(Stored data)

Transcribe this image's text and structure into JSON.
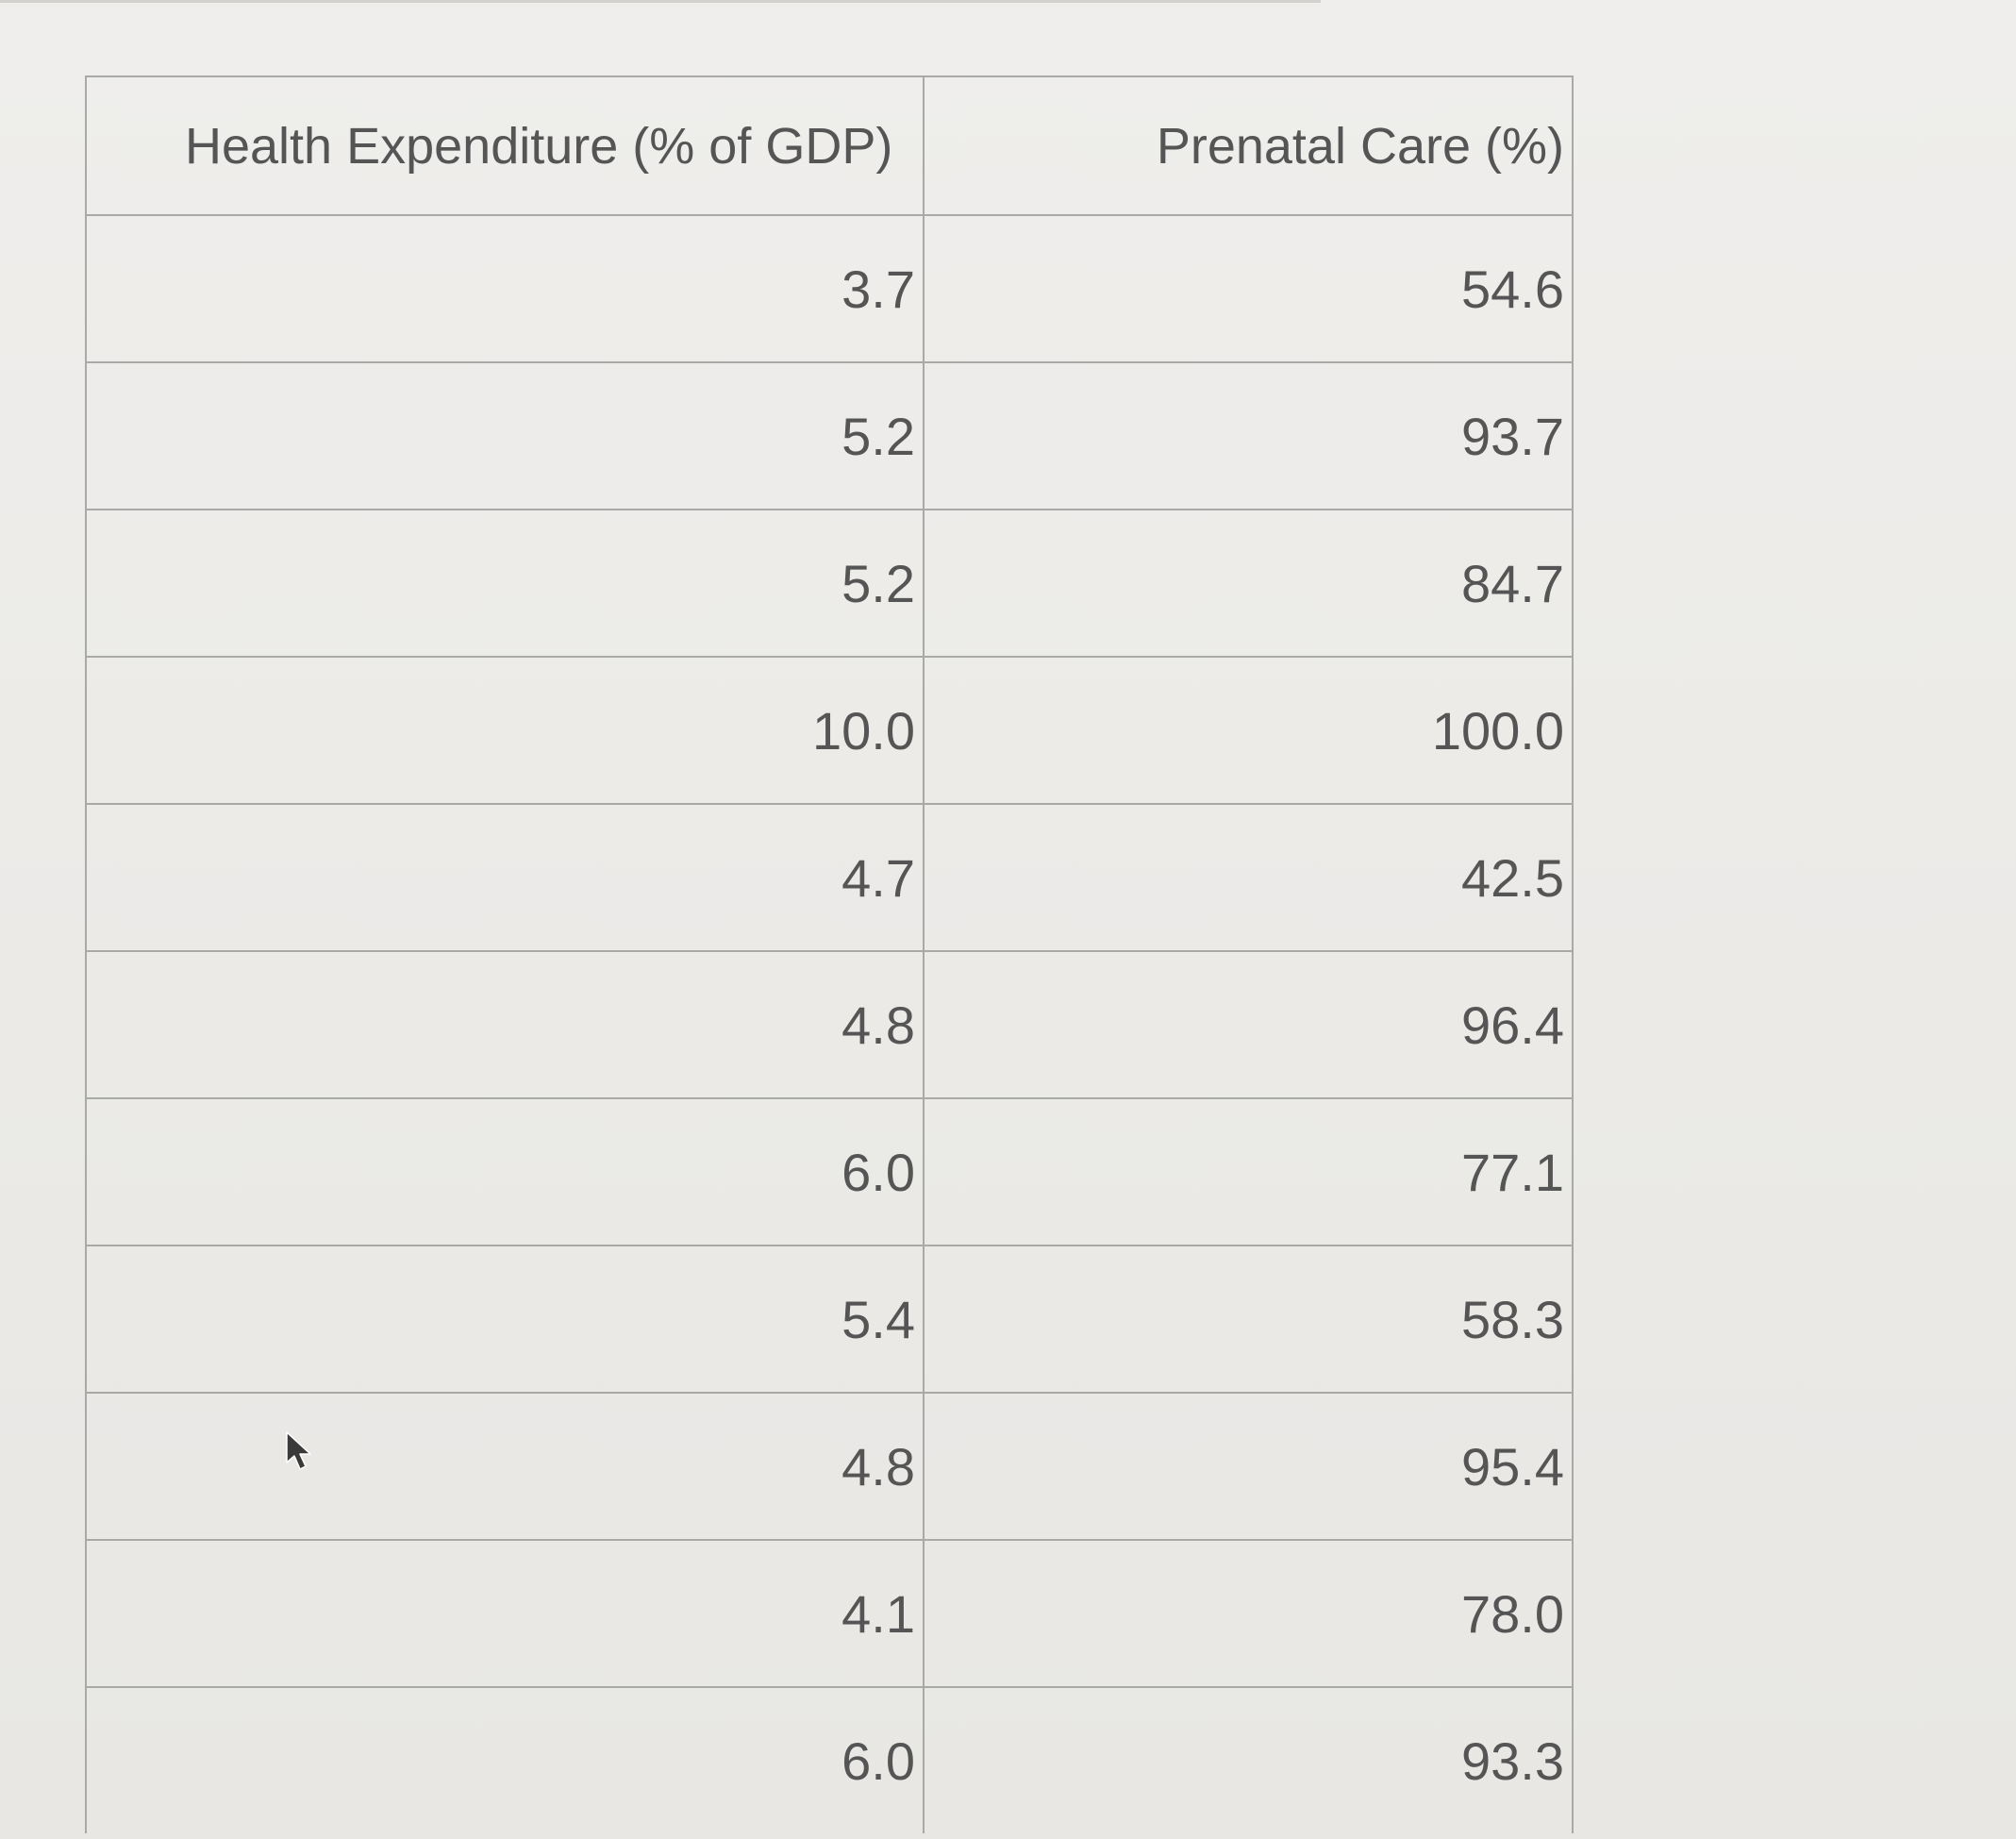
{
  "table": {
    "headers": [
      "Health Expenditure (% of GDP)",
      "Prenatal Care (%)"
    ],
    "rows": [
      [
        "3.7",
        "54.6"
      ],
      [
        "5.2",
        "93.7"
      ],
      [
        "5.2",
        "84.7"
      ],
      [
        "10.0",
        "100.0"
      ],
      [
        "4.7",
        "42.5"
      ],
      [
        "4.8",
        "96.4"
      ],
      [
        "6.0",
        "77.1"
      ],
      [
        "5.4",
        "58.3"
      ],
      [
        "4.8",
        "95.4"
      ],
      [
        "4.1",
        "78.0"
      ],
      [
        "6.0",
        "93.3"
      ]
    ]
  },
  "icons": {
    "cursor": "mouse-pointer-icon"
  }
}
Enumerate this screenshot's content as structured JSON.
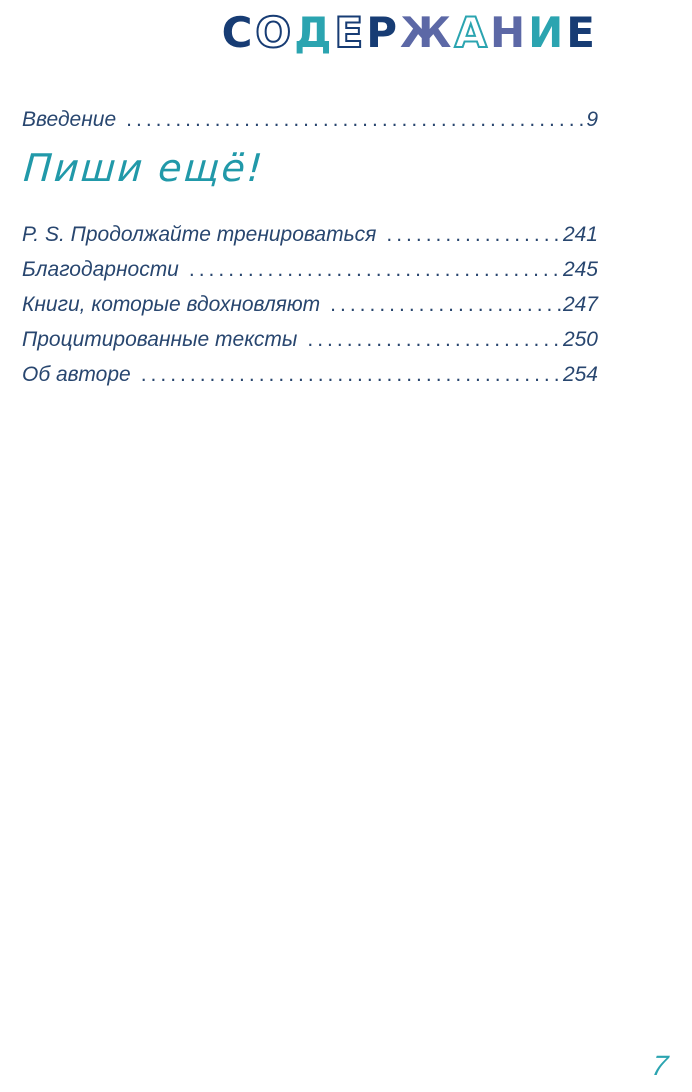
{
  "title": {
    "text": "СОДЕРЖАНИЕ",
    "letters": [
      {
        "ch": "С",
        "style": "solid-navy"
      },
      {
        "ch": "О",
        "style": "outline-navy"
      },
      {
        "ch": "Д",
        "style": "solid-teal"
      },
      {
        "ch": "Е",
        "style": "outline-navy"
      },
      {
        "ch": "Р",
        "style": "solid-navy"
      },
      {
        "ch": "Ж",
        "style": "solid-slate"
      },
      {
        "ch": "А",
        "style": "outline-teal"
      },
      {
        "ch": "Н",
        "style": "solid-slate"
      },
      {
        "ch": "И",
        "style": "solid-teal"
      },
      {
        "ch": "Е",
        "style": "solid-navy"
      }
    ]
  },
  "intro_entry": {
    "label": "Введение",
    "page": "9"
  },
  "section_heading": "Пиши ещё!",
  "entries": [
    {
      "label": "P. S. Продолжайте тренироваться",
      "page": "241"
    },
    {
      "label": "Благодарности",
      "page": "245"
    },
    {
      "label": "Книги, которые вдохновляют",
      "page": "247"
    },
    {
      "label": "Процитированные тексты",
      "page": "250"
    },
    {
      "label": "Об авторе",
      "page": "254"
    }
  ],
  "folio": "7",
  "colors": {
    "navy": "#173c74",
    "teal": "#2ba4b0",
    "slate": "#5c68a6",
    "text": "#28466f",
    "script": "#2199a9"
  }
}
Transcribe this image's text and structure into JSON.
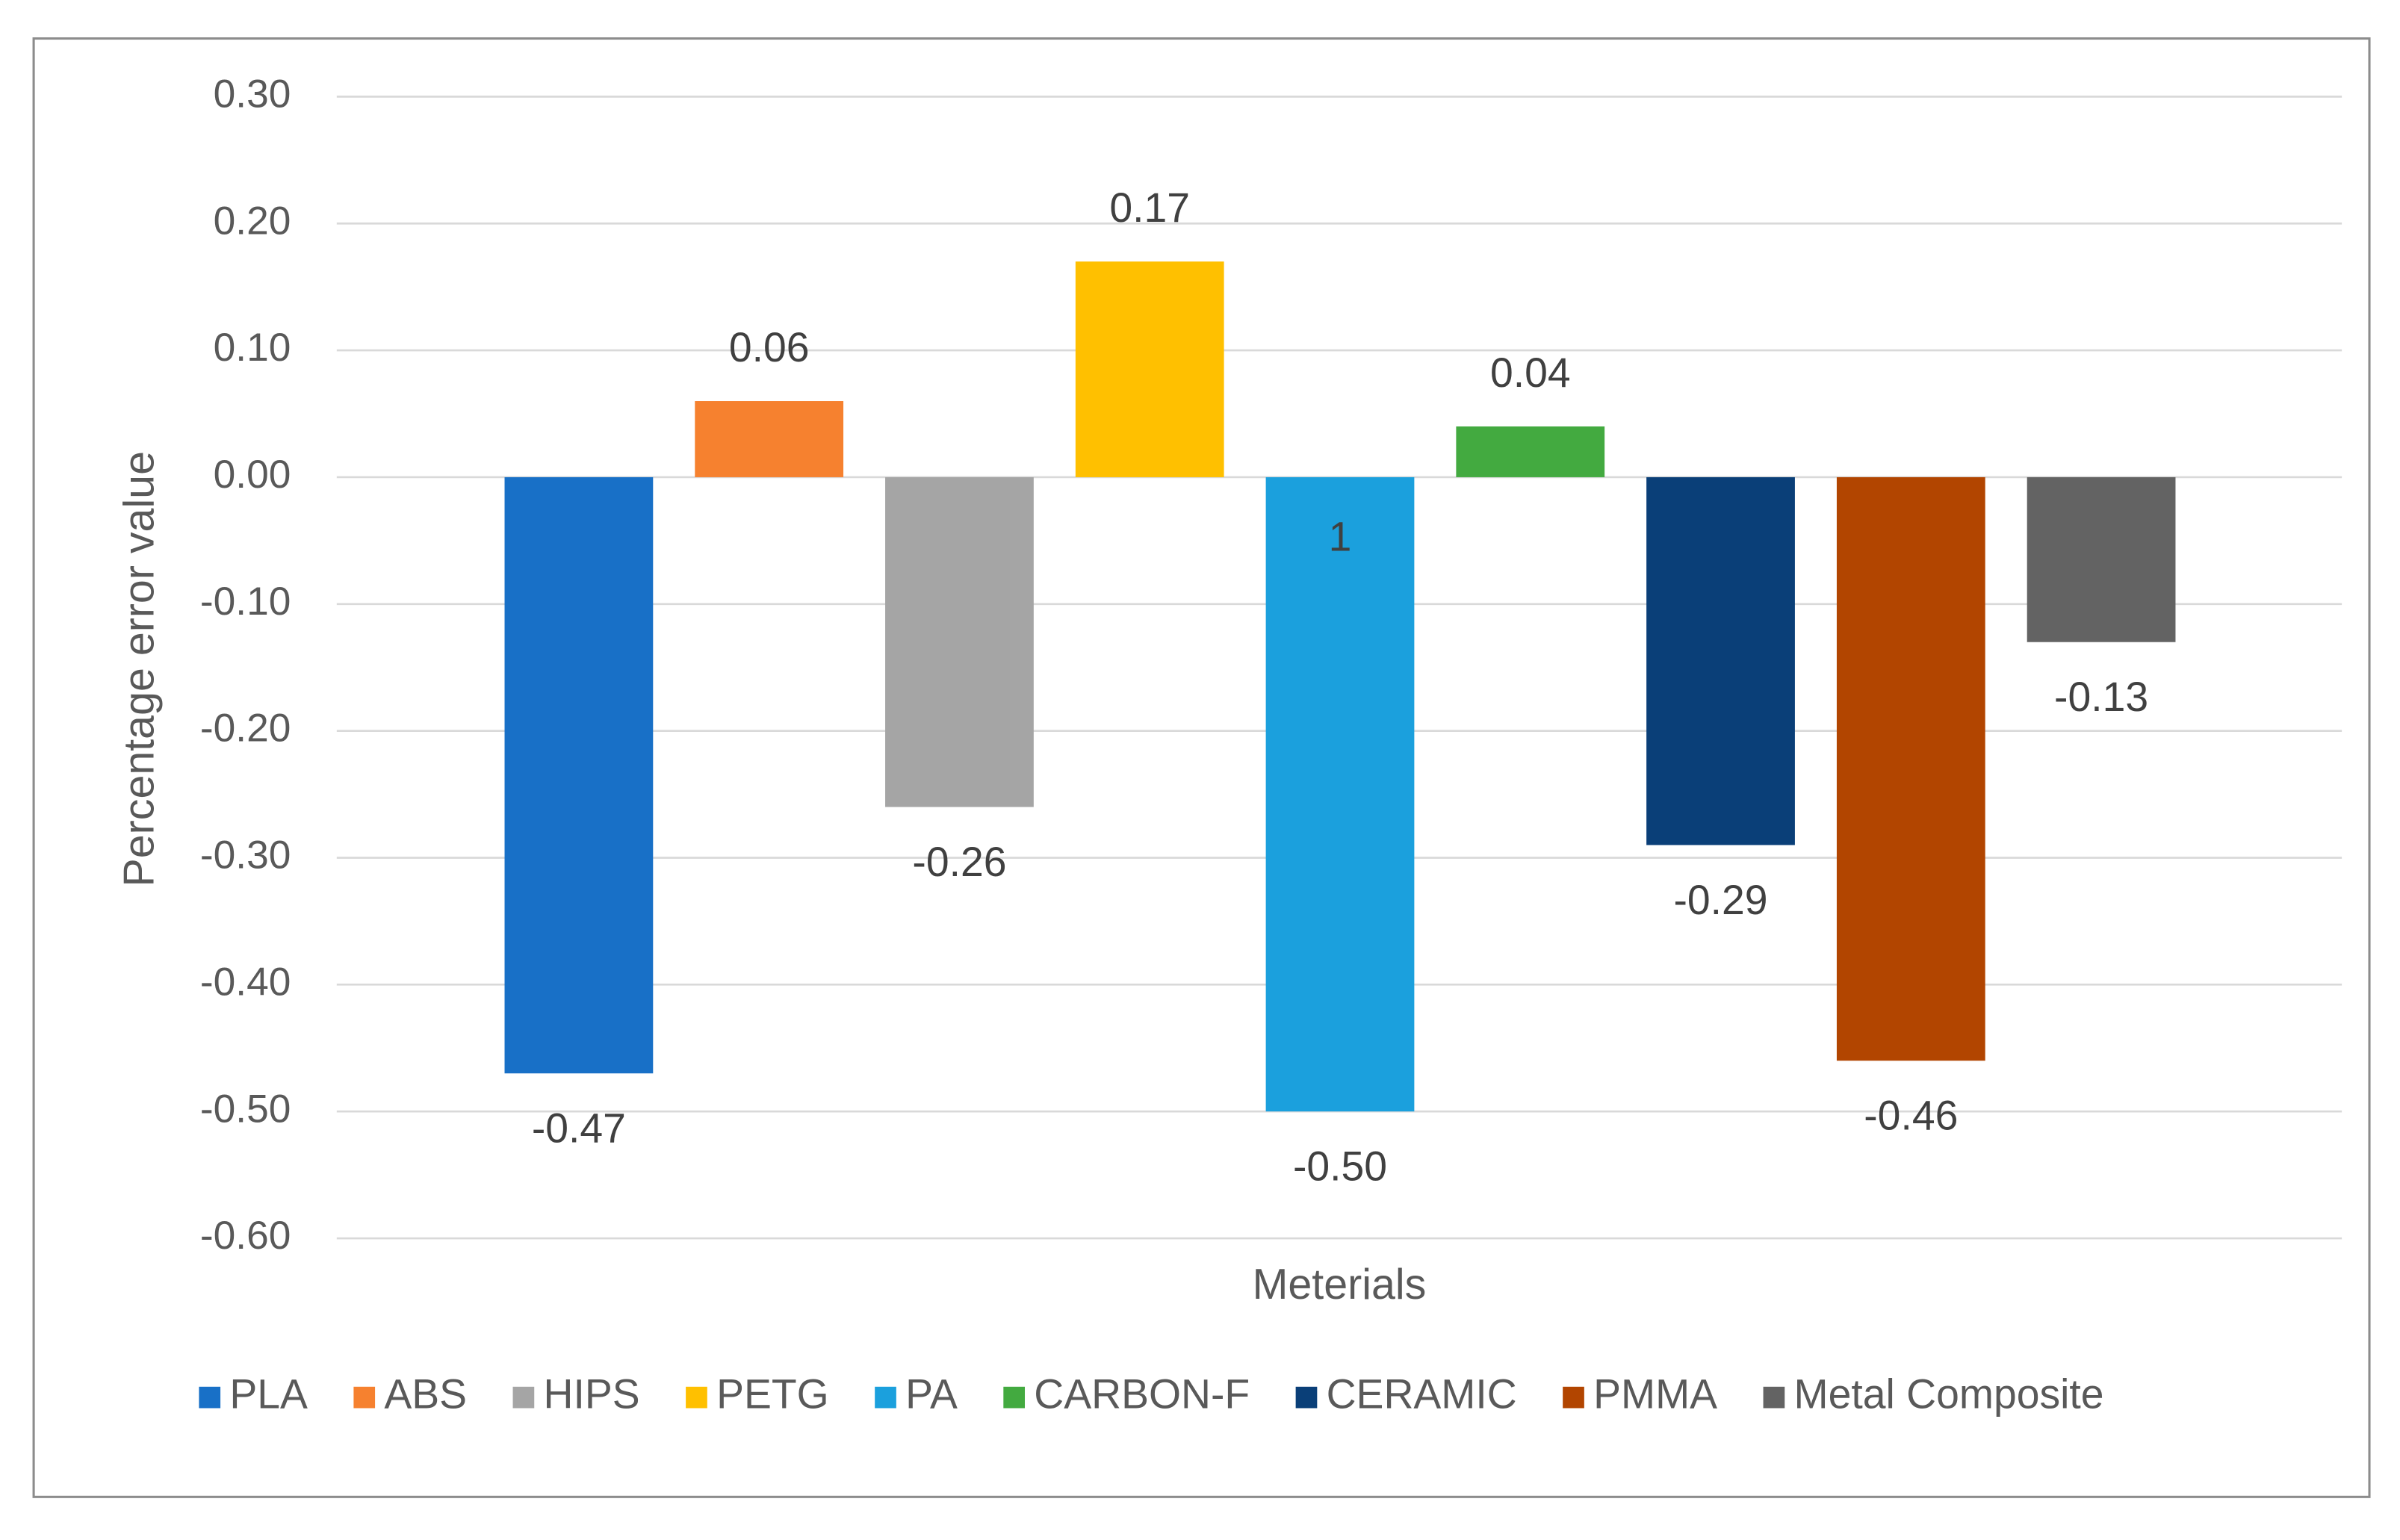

**GIVEN TASK**
Each entry gets copied exactly; the pictures stay out.

**ANSWER IN FULL**
Transcribe this image's text and structure into JSON.
{
  "table": {
    "headers": [
      "Health Expenditure (% of GDP)",
      "Prenatal Care (%)"
    ],
    "rows": [
      [
        "3.7",
        "54.6"
      ],
      [
        "5.2",
        "93.7"
      ],
      [
        "5.2",
        "84.7"
      ],
      [
        "10.0",
        "100.0"
      ],
      [
        "4.7",
        "42.5"
      ],
      [
        "4.8",
        "96.4"
      ],
      [
        "6.0",
        "77.1"
      ],
      [
        "5.4",
        "58.3"
      ],
      [
        "4.8",
        "95.4"
      ],
      [
        "4.1",
        "78.0"
      ],
      [
        "6.0",
        "93.3"
      ]
    ]
  },
  "icons": {
    "cursor": "mouse-pointer-icon"
  }
}
Enumerate this screenshot's content as structured JSON.
{
  "title": {
    "text": "СОДЕРЖАНИЕ",
    "letters": [
      {
        "ch": "С",
        "style": "solid-navy"
      },
      {
        "ch": "О",
        "style": "outline-navy"
      },
      {
        "ch": "Д",
        "style": "solid-teal"
      },
      {
        "ch": "Е",
        "style": "outline-navy"
      },
      {
        "ch": "Р",
        "style": "solid-navy"
      },
      {
        "ch": "Ж",
        "style": "solid-slate"
      },
      {
        "ch": "А",
        "style": "outline-teal"
      },
      {
        "ch": "Н",
        "style": "solid-slate"
      },
      {
        "ch": "И",
        "style": "solid-teal"
      },
      {
        "ch": "Е",
        "style": "solid-navy"
      }
    ]
  },
  "intro_entry": {
    "label": "Введение",
    "page": "9"
  },
  "section_heading": "Пиши ещё!",
  "entries": [
    {
      "label": "P. S. Продолжайте тренироваться",
      "page": "241"
    },
    {
      "label": "Благодарности",
      "page": "245"
    },
    {
      "label": "Книги, которые вдохновляют",
      "page": "247"
    },
    {
      "label": "Процитированные тексты",
      "page": "250"
    },
    {
      "label": "Об авторе",
      "page": "254"
    }
  ],
  "folio": "7",
  "colors": {
    "navy": "#173c74",
    "teal": "#2ba4b0",
    "slate": "#5c68a6",
    "text": "#28466f",
    "script": "#2199a9"
  }
}
Transcribe this image's text and structure into JSON.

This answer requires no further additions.